Task description. Take every line that has the string "date" and copy it out.

Data rows.
################

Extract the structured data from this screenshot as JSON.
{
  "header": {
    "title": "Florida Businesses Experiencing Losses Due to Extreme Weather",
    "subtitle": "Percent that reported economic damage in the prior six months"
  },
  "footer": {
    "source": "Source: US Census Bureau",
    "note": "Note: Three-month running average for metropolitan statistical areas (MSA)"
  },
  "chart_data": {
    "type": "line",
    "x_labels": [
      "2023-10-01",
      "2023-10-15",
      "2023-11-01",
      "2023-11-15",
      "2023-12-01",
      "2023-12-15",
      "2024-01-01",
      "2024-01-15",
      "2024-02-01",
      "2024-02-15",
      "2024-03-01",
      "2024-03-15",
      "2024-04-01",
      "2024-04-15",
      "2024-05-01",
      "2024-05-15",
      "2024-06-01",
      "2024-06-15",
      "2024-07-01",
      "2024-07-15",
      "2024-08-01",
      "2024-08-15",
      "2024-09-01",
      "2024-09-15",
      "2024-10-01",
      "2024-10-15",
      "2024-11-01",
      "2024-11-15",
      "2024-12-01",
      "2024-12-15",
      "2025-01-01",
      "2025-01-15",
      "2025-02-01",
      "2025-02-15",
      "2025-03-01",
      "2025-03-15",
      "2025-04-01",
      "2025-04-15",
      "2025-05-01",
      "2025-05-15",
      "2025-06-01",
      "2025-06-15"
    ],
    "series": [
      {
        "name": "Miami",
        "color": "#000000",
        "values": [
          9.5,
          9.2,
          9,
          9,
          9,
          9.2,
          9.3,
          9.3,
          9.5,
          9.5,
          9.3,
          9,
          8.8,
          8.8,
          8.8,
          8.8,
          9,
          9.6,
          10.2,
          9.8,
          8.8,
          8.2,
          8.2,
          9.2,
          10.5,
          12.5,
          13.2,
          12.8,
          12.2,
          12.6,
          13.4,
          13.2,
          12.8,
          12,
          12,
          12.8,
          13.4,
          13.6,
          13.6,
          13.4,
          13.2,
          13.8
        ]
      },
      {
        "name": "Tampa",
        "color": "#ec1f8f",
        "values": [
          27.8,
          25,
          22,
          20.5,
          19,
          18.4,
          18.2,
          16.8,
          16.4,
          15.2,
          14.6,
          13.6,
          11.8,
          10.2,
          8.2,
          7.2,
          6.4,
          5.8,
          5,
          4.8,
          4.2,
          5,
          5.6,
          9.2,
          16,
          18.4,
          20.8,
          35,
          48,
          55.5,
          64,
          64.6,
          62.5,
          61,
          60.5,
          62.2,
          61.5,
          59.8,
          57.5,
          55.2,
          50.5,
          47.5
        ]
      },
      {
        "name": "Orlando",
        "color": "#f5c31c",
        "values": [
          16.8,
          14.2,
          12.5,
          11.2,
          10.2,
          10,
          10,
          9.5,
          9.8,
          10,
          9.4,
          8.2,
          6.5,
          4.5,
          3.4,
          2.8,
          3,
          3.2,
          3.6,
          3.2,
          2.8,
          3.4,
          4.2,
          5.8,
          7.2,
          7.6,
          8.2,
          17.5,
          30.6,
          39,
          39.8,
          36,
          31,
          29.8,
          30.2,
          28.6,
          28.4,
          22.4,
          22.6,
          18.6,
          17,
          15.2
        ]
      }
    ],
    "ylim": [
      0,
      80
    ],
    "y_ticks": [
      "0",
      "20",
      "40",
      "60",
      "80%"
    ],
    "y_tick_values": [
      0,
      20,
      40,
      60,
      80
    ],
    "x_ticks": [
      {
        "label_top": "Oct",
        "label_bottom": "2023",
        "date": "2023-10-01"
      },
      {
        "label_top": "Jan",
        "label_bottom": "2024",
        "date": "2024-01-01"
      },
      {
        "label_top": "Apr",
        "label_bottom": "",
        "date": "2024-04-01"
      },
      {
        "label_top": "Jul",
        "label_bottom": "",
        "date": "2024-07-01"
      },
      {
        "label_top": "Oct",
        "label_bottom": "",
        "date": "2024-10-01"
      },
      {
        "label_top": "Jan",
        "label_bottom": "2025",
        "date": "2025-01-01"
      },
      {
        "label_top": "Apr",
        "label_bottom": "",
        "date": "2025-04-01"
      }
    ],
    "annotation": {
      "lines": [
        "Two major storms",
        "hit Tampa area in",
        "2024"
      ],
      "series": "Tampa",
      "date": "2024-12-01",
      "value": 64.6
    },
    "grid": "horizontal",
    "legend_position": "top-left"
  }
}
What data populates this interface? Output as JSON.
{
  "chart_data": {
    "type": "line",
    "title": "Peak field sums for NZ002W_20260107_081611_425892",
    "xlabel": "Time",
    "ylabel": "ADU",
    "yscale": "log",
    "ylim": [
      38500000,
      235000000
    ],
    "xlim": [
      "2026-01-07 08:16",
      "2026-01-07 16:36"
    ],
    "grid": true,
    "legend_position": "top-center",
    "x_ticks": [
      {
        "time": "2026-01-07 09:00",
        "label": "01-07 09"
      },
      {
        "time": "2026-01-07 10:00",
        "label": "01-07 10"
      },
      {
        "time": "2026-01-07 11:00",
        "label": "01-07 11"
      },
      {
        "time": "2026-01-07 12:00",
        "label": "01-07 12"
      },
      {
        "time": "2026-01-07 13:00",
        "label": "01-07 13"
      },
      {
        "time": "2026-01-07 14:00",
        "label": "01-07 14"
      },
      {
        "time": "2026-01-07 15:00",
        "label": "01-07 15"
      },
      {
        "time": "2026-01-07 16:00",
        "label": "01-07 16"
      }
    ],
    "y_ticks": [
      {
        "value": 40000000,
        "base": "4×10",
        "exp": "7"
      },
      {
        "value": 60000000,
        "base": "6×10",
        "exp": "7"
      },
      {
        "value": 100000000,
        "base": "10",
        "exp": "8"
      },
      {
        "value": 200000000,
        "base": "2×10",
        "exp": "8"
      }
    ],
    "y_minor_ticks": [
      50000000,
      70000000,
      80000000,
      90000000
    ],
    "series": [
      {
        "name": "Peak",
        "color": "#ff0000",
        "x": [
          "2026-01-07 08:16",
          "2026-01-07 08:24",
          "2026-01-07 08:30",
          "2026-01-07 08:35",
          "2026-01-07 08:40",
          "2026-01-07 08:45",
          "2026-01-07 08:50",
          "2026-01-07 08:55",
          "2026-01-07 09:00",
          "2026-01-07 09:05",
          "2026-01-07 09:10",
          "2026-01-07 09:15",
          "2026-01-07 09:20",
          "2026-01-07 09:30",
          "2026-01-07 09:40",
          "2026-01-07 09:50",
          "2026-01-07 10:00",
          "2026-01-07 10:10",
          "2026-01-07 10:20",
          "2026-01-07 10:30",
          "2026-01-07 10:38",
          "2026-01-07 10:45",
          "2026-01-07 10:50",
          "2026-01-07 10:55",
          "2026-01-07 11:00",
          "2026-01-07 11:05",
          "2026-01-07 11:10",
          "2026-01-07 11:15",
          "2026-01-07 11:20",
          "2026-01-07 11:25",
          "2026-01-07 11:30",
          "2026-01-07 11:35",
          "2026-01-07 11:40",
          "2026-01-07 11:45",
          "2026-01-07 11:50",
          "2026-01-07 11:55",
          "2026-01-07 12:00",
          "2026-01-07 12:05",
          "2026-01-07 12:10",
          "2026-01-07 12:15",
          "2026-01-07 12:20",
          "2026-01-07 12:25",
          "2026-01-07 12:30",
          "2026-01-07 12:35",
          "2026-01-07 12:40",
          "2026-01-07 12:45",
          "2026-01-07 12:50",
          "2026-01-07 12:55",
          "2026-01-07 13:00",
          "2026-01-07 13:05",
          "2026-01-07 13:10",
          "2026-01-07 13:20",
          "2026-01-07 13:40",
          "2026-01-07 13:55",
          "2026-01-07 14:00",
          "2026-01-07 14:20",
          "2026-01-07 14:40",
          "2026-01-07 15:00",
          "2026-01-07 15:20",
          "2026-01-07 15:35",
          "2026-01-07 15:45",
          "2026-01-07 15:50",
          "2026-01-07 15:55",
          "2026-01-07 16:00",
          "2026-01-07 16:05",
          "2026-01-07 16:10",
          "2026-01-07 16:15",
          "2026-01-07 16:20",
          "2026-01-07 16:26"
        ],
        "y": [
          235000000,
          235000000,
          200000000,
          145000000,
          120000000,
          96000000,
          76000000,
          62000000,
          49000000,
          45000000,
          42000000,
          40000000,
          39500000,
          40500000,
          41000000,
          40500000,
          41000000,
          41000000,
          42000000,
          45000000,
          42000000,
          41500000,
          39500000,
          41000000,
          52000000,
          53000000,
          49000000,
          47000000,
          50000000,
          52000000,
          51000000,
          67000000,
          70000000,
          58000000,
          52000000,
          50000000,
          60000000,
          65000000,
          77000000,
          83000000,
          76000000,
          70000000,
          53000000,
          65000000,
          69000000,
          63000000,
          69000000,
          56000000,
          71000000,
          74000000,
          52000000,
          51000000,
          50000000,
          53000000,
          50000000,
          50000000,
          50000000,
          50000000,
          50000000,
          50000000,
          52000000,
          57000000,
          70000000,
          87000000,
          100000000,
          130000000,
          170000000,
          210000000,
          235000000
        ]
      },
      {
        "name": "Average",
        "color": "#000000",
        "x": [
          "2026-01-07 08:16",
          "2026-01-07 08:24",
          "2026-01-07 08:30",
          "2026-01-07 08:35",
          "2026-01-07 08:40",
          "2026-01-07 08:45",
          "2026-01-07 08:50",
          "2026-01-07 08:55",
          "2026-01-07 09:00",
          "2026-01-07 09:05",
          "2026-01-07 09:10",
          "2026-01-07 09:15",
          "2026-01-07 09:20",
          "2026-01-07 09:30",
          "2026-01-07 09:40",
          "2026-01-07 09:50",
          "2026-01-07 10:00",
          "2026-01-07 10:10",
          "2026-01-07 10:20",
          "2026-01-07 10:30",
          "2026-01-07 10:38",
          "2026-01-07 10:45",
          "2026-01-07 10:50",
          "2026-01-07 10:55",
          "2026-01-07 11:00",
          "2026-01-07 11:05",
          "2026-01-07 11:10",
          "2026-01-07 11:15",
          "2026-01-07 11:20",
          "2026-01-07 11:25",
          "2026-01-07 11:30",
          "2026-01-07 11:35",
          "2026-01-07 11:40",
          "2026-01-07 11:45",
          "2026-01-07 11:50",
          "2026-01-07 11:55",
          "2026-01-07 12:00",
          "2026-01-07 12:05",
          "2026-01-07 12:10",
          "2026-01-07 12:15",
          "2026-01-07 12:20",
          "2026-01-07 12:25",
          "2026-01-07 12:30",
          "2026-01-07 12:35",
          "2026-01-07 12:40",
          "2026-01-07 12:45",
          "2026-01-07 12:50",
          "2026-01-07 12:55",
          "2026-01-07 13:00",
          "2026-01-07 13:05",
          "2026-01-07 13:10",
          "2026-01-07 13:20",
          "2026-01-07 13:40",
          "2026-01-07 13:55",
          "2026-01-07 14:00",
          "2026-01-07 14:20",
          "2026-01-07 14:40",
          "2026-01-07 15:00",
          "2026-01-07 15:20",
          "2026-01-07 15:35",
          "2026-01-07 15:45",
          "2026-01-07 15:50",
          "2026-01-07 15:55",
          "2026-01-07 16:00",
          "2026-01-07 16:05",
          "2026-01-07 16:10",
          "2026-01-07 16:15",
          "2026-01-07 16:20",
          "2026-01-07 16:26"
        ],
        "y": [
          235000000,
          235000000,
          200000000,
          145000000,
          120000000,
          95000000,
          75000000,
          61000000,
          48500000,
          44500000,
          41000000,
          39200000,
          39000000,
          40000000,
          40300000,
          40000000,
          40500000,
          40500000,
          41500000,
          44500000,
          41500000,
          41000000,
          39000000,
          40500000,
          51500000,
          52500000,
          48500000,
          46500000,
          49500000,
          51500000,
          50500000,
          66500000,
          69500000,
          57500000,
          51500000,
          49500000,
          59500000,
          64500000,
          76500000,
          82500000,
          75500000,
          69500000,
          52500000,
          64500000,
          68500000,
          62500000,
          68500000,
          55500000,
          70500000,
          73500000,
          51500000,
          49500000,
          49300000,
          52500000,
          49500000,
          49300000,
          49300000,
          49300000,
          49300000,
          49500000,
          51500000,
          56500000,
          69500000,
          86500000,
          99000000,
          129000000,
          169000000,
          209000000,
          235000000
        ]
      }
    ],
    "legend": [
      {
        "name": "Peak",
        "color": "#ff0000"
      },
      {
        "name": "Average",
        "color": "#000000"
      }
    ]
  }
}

################

Complete answer.
        "date": "2023-10-01"
        "date": "2024-01-01"
        "date": "2024-04-01"
        "date": "2024-07-01"
        "date": "2024-10-01"
        "date": "2025-01-01"
        "date": "2025-04-01"
      "date": "2024-12-01",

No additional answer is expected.